> YOUR GOAL: Extract each record and reproduce it exactly.

(Stored data)
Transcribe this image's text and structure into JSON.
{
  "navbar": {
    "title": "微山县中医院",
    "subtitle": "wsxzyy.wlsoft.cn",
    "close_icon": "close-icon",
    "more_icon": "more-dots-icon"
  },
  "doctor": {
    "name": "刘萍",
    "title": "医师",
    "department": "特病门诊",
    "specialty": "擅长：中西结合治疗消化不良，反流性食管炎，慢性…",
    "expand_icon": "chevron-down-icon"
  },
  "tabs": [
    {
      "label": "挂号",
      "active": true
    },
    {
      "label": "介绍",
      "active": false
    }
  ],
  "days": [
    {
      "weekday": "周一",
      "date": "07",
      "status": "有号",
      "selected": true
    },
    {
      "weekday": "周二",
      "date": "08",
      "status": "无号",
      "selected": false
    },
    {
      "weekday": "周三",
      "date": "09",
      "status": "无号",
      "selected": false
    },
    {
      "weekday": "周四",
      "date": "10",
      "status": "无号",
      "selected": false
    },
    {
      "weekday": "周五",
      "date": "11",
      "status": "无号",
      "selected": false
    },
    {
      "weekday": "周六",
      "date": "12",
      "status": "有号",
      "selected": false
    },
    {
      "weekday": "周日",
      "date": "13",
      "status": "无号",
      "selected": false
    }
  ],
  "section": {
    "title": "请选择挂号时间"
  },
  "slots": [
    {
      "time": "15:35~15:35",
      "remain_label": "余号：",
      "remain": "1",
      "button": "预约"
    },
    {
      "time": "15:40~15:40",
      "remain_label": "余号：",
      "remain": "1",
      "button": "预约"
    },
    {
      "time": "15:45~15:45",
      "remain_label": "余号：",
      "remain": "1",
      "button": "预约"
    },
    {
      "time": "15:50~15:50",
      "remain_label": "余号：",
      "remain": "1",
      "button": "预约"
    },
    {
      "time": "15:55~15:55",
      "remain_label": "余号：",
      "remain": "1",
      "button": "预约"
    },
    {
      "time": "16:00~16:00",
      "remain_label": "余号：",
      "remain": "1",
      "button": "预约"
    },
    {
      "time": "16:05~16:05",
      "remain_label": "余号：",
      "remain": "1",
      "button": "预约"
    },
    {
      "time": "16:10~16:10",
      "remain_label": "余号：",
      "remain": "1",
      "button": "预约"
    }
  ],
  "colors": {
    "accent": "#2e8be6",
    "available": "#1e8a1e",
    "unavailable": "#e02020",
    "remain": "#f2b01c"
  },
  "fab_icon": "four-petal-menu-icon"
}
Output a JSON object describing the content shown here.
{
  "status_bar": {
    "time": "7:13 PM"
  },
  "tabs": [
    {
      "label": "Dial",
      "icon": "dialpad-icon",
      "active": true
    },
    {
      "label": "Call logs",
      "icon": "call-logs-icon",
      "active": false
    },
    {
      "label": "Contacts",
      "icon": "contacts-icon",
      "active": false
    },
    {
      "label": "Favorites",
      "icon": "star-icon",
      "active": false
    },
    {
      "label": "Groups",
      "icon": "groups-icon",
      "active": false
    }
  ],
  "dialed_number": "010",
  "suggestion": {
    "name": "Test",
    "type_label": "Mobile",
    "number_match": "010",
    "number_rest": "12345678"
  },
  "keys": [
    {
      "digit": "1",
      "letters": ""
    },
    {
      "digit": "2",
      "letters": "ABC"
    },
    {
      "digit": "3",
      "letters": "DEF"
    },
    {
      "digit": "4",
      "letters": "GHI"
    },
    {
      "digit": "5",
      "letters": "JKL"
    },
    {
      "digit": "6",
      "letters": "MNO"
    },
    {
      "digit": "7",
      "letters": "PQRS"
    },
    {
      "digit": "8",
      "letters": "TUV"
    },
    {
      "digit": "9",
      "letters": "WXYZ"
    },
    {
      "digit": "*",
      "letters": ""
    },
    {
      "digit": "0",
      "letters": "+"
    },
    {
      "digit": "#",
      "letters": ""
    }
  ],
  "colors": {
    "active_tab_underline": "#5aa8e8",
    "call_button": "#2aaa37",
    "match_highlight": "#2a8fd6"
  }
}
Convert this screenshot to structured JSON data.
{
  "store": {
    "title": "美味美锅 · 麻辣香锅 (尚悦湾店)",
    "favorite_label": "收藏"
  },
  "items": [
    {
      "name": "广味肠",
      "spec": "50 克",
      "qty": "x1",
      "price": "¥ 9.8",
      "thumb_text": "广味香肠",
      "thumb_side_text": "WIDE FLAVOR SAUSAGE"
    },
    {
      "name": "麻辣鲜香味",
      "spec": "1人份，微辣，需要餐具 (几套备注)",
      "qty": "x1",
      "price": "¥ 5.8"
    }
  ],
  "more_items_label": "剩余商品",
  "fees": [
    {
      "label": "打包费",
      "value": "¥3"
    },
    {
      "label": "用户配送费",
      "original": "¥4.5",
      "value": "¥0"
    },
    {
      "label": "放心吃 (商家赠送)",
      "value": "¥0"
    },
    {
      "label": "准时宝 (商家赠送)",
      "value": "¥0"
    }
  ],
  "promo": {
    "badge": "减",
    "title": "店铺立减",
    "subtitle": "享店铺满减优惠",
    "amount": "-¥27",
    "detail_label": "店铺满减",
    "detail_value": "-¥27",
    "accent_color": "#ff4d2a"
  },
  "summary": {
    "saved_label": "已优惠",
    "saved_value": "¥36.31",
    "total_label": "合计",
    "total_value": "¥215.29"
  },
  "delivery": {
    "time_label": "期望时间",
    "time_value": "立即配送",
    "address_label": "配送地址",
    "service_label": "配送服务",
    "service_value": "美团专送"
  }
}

> EXERCISE RESULT:
Transcribe this image's text and structure into JSON.
{
  "navbar": {
    "title": "微山县中医院",
    "subtitle": "wsxzyy.wlsoft.cn",
    "close_icon": "close-icon",
    "more_icon": "more-dots-icon"
  },
  "doctor": {
    "name": "刘萍",
    "title": "医师",
    "department": "特病门诊",
    "specialty": "擅长：中西结合治疗消化不良，反流性食管炎，慢性…",
    "expand_icon": "chevron-down-icon"
  },
  "tabs": [
    {
      "label": "挂号",
      "active": true
    },
    {
      "label": "介绍",
      "active": false
    }
  ],
  "days": [
    {
      "weekday": "周一",
      "date": "07",
      "status": "有号",
      "selected": true
    },
    {
      "weekday": "周二",
      "date": "08",
      "status": "无号",
      "selected": false
    },
    {
      "weekday": "周三",
      "date": "09",
      "status": "无号",
      "selected": false
    },
    {
      "weekday": "周四",
      "date": "10",
      "status": "无号",
      "selected": false
    },
    {
      "weekday": "周五",
      "date": "11",
      "status": "无号",
      "selected": false
    },
    {
      "weekday": "周六",
      "date": "12",
      "status": "有号",
      "selected": false
    },
    {
      "weekday": "周日",
      "date": "13",
      "status": "无号",
      "selected": false
    }
  ],
  "section": {
    "title": "请选择挂号时间"
  },
  "slots": [
    {
      "time": "15:35~15:35",
      "remain_label": "余号：",
      "remain": "1",
      "button": "预约"
    },
    {
      "time": "15:40~15:40",
      "remain_label": "余号：",
      "remain": "1",
      "button": "预约"
    },
    {
      "time": "15:45~15:45",
      "remain_label": "余号：",
      "remain": "1",
      "button": "预约"
    },
    {
      "time": "15:50~15:50",
      "remain_label": "余号：",
      "remain": "1",
      "button": "预约"
    },
    {
      "time": "15:55~15:55",
      "remain_label": "余号：",
      "remain": "1",
      "button": "预约"
    },
    {
      "time": "16:00~16:00",
      "remain_label": "余号：",
      "remain": "1",
      "button": "预约"
    },
    {
      "time": "16:05~16:05",
      "remain_label": "余号：",
      "remain": "1",
      "button": "预约"
    },
    {
      "time": "16:10~16:10",
      "remain_label": "余号：",
      "remain": "1",
      "button": "预约"
    }
  ],
  "colors": {
    "accent": "#2e8be6",
    "available": "#1e8a1e",
    "unavailable": "#e02020",
    "remain": "#f2b01c"
  },
  "fab_icon": "four-petal-menu-icon"
}
Output a JSON object describing the content shown here.
{
  "status_bar": {
    "time": "7:13 PM"
  },
  "tabs": [
    {
      "label": "Dial",
      "icon": "dialpad-icon",
      "active": true
    },
    {
      "label": "Call logs",
      "icon": "call-logs-icon",
      "active": false
    },
    {
      "label": "Contacts",
      "icon": "contacts-icon",
      "active": false
    },
    {
      "label": "Favorites",
      "icon": "star-icon",
      "active": false
    },
    {
      "label": "Groups",
      "icon": "groups-icon",
      "active": false
    }
  ],
  "dialed_number": "010",
  "suggestion": {
    "name": "Test",
    "type_label": "Mobile",
    "number_match": "010",
    "number_rest": "12345678"
  },
  "keys": [
    {
      "digit": "1",
      "letters": ""
    },
    {
      "digit": "2",
      "letters": "ABC"
    },
    {
      "digit": "3",
      "letters": "DEF"
    },
    {
      "digit": "4",
      "letters": "GHI"
    },
    {
      "digit": "5",
      "letters": "JKL"
    },
    {
      "digit": "6",
      "letters": "MNO"
    },
    {
      "digit": "7",
      "letters": "PQRS"
    },
    {
      "digit": "8",
      "letters": "TUV"
    },
    {
      "digit": "9",
      "letters": "WXYZ"
    },
    {
      "digit": "*",
      "letters": ""
    },
    {
      "digit": "0",
      "letters": "+"
    },
    {
      "digit": "#",
      "letters": ""
    }
  ],
  "colors": {
    "active_tab_underline": "#5aa8e8",
    "call_button": "#2aaa37",
    "match_highlight": "#2a8fd6"
  }
}
Convert this screenshot to structured JSON data.
{
  "store": {
    "title": "美味美锅 · 麻辣香锅 (尚悦湾店)",
    "favorite_label": "收藏"
  },
  "items": [
    {
      "name": "广味肠",
      "spec": "50 克",
      "qty": "x1",
      "price": "¥ 9.8",
      "thumb_text": "广味香肠",
      "thumb_side_text": "WIDE FLAVOR SAUSAGE"
    },
    {
      "name": "麻辣鲜香味",
      "spec": "1人份，微辣，需要餐具 (几套备注)",
      "qty": "x1",
      "price": "¥ 5.8"
    }
  ],
  "more_items_label": "剩余商品",
  "fees": [
    {
      "label": "打包费",
      "value": "¥3"
    },
    {
      "label": "用户配送费",
      "original": "¥4.5",
      "value": "¥0"
    },
    {
      "label": "放心吃 (商家赠送)",
      "value": "¥0"
    },
    {
      "label": "准时宝 (商家赠送)",
      "value": "¥0"
    }
  ],
  "promo": {
    "badge": "减",
    "title": "店铺立减",
    "subtitle": "享店铺满减优惠",
    "amount": "-¥27",
    "detail_label": "店铺满减",
    "detail_value": "-¥27",
    "accent_color": "#ff4d2a"
  },
  "summary": {
    "saved_label": "已优惠",
    "saved_value": "¥36.31",
    "total_label": "合计",
    "total_value": "¥215.29"
  },
  "delivery": {
    "time_label": "期望时间",
    "time_value": "立即配送",
    "address_label": "配送地址",
    "service_label": "配送服务",
    "service_value": "美团专送"
  }
}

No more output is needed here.